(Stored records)
- - - - - - -
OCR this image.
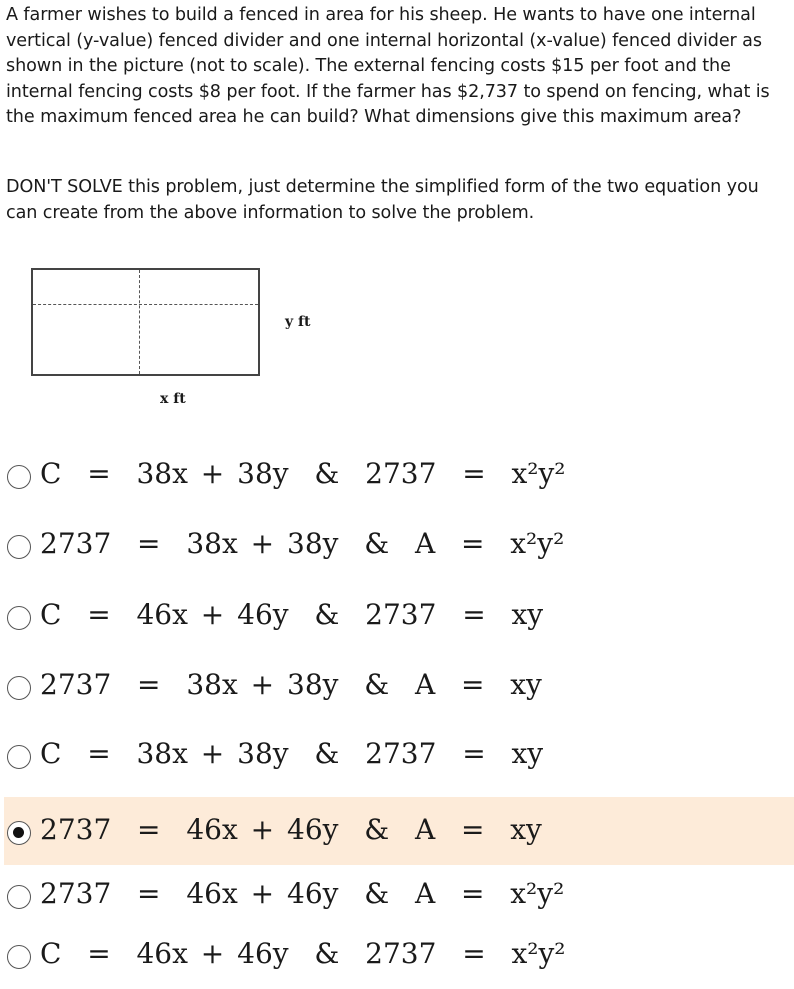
A farmer wishes to build a fenced in area for his sheep. He wants to have one internal vertical (y-value) fenced divider and one internal horizontal (x-value) fenced divider as shown in the picture (not to scale). The external fencing costs $15 per foot and the internal fencing costs $8 per foot. If the farmer has $2,737 to spend on fencing, what is the maximum fenced area he can build? What dimensions give this maximum area?

DON'T SOLVE this problem, just determine the simplified form of the two equation you can create from the above information to solve the problem.

y ft
x ft
C  =  38x + 38y  &  2737  =  x²y²
2737  =  38x + 38y  &  A  =  x²y²
C  =  46x + 46y  &  2737  =  xy
2737  =  38x + 38y  &  A  =  xy
C  =  38x + 38y  &  2737  =  xy
2737  =  46x + 46y  &  A  =  xy
2737  =  46x + 46y  &  A  =  x²y²
C  =  46x + 46y  &  2737  =  x²y²
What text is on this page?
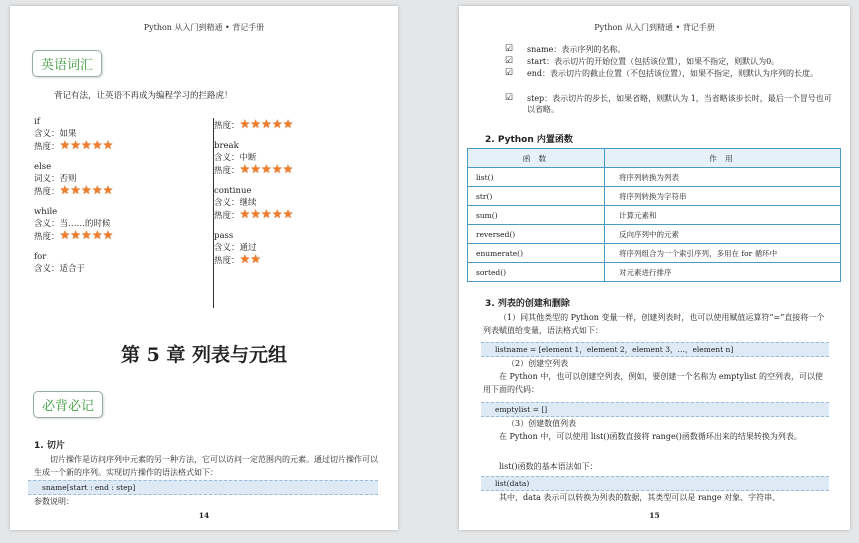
Python 从入门到精通 • 背记手册
英语词汇
背记有法，让英语不再成为编程学习的拦路虎！
if
含义：如果
热度：★★★★★
else
词义：否则
热度：★★★★★
while
含义：当……的时候
热度：★★★★★
for
含义：适合于
热度：★★★★★
break
含义：中断
热度：★★★★★
continue
含义：继续
热度：★★★★★
pass
含义：通过
热度：★★
第 5 章 列表与元组
必背必记
1. 切片
切片操作是访问序列中元素的另一种方法，它可以访问一定范围内的元素。通过切片操作可以生成一个新的序列。实现切片操作的语法格式如下：
sname[start : end : step]
参数说明：
14
Python 从入门到精通 • 背记手册
☑ sname：表示序列的名称。
☑ start：表示切片的开始位置（包括该位置），如果不指定，则默认为0。
☑ end：表示切片的截止位置（不包括该位置），如果不指定，则默认为序列的长度。
☑ step：表示切片的步长，如果省略，则默认为 1，当省略该步长时，最后一个冒号也可以省略。
2. Python 内置函数
函 数	作 用
list()	将序列转换为列表
str()	将序列转换为字符串
sum()	计算元素和
reversed()	反向序列中的元素
enumerate()	将序列组合为一个索引序列，多用在 for 循环中
sorted()	对元素进行排序
3. 列表的创建和删除
（1）同其他类型的 Python 变量一样，创建列表时，也可以使用赋值运算符“=”直接将一个列表赋值给变量，语法格式如下：
listname = [element 1，element 2，element 3，…，element n]
（2）创建空列表
在 Python 中，也可以创建空列表，例如，要创建一个名称为 emptylist 的空列表，可以使用下面的代码：
emptylist = []
（3）创建数值列表
在 Python 中，可以使用 list()函数直接将 range()函数循环出来的结果转换为列表。
list()函数的基本语法如下：
list(data)
其中，data 表示可以转换为列表的数据，其类型可以是 range 对象、字符串、
15
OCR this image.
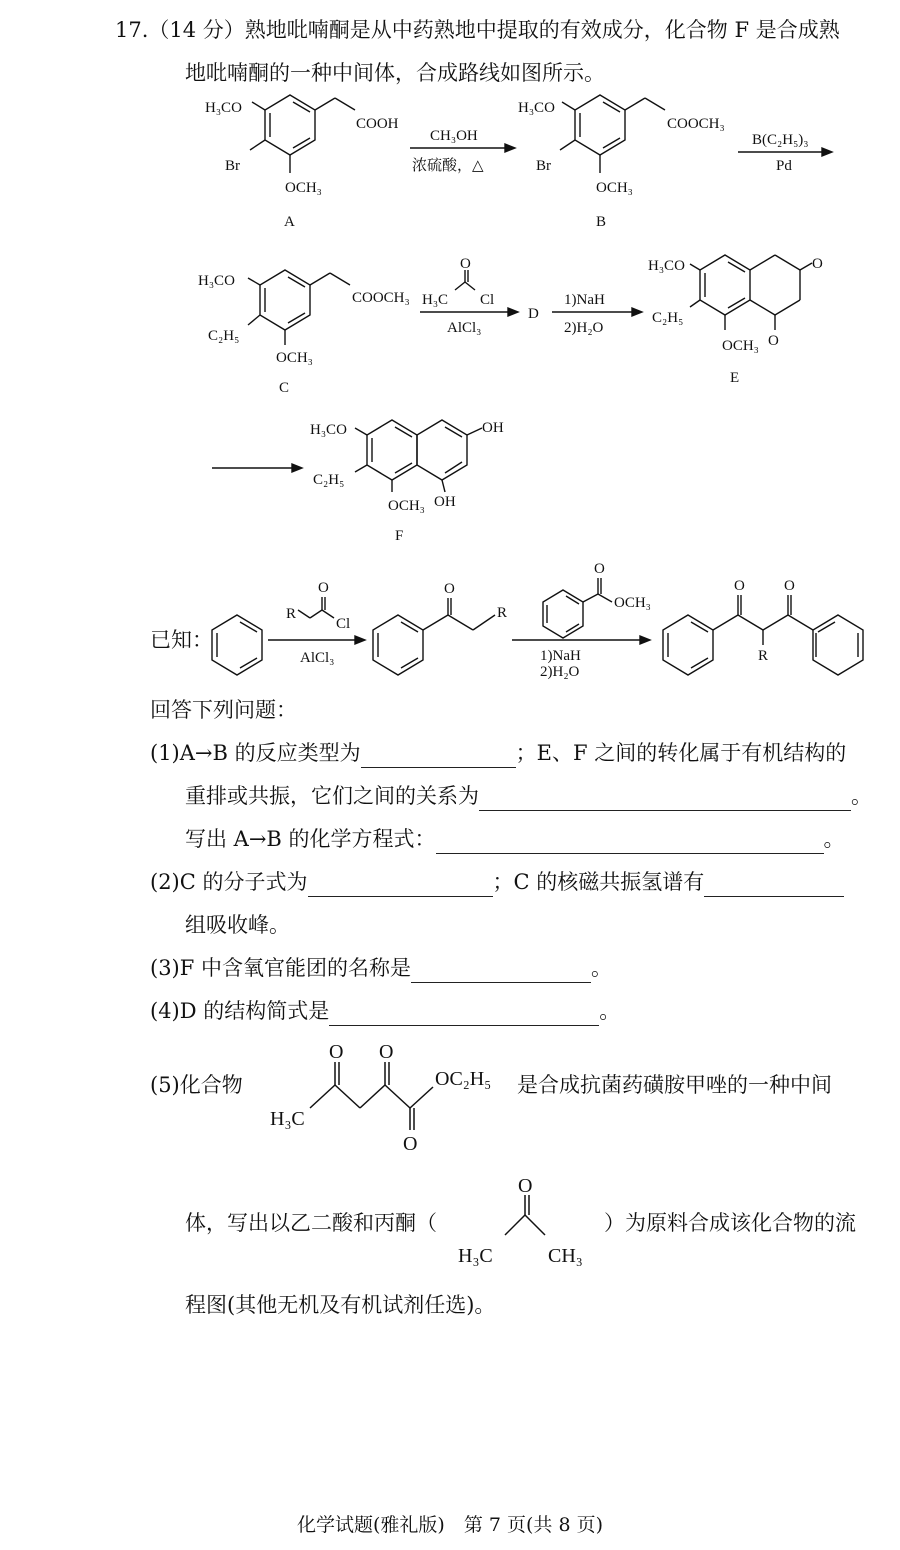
17.（14 分）熟地吡喃酮是从中药熟地中提取的有效成分，化合物 F 是合成熟
地吡喃酮的一种中间体，合成路线如图所示。
H₃CO
Br
OCH₃
COOH
A
CH₃OH
浓硫酸，△
H₃CO
Br
OCH₃
COOCH₃
B
B(C₂H₅)₃
Pd
H₃CO
C₂H₅
OCH₃
COOCH₃
C
O
H₃C Cl
AlCl₃
D
1)NaH
2)H₂O
H₃CO
C₂H₅
OCH₃
O
O
E
H₃CO
C₂H₅
OCH₃
OH
OH
F
R
O
Cl
AlCl₃
O
R
O
OCH₃
1)NaH
2)H₂O
O	O
R
已知：
回答下列问题：
(1)A→B 的反应类型为	；E、F 之间的转化属于有机结构的
重排或共振，它们之间的关系为	。
写出 A→B 的化学方程式：	。
(2)C 的分子式为	；C 的核磁共振氢谱有
组吸收峰。
(3)F 中含氧官能团的名称是	。
(4)D 的结构简式是	。
(5)化合物
O O
O
OC₂H₅
H₃C
O
H₃C	CH₃
是合成抗菌药磺胺甲唑的一种中间
体，写出以乙二酸和丙酮（	）为原料合成该化合物的流
程图(其他无机及有机试剂任选)。
化学试题(雅礼版)　第 7 页(共 8 页)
- - - - - - -
- [WRITTEN TASK]:
Reply with one number only: the count of lines in the entries that contain "step".

- [TASK OUTPUT]:
2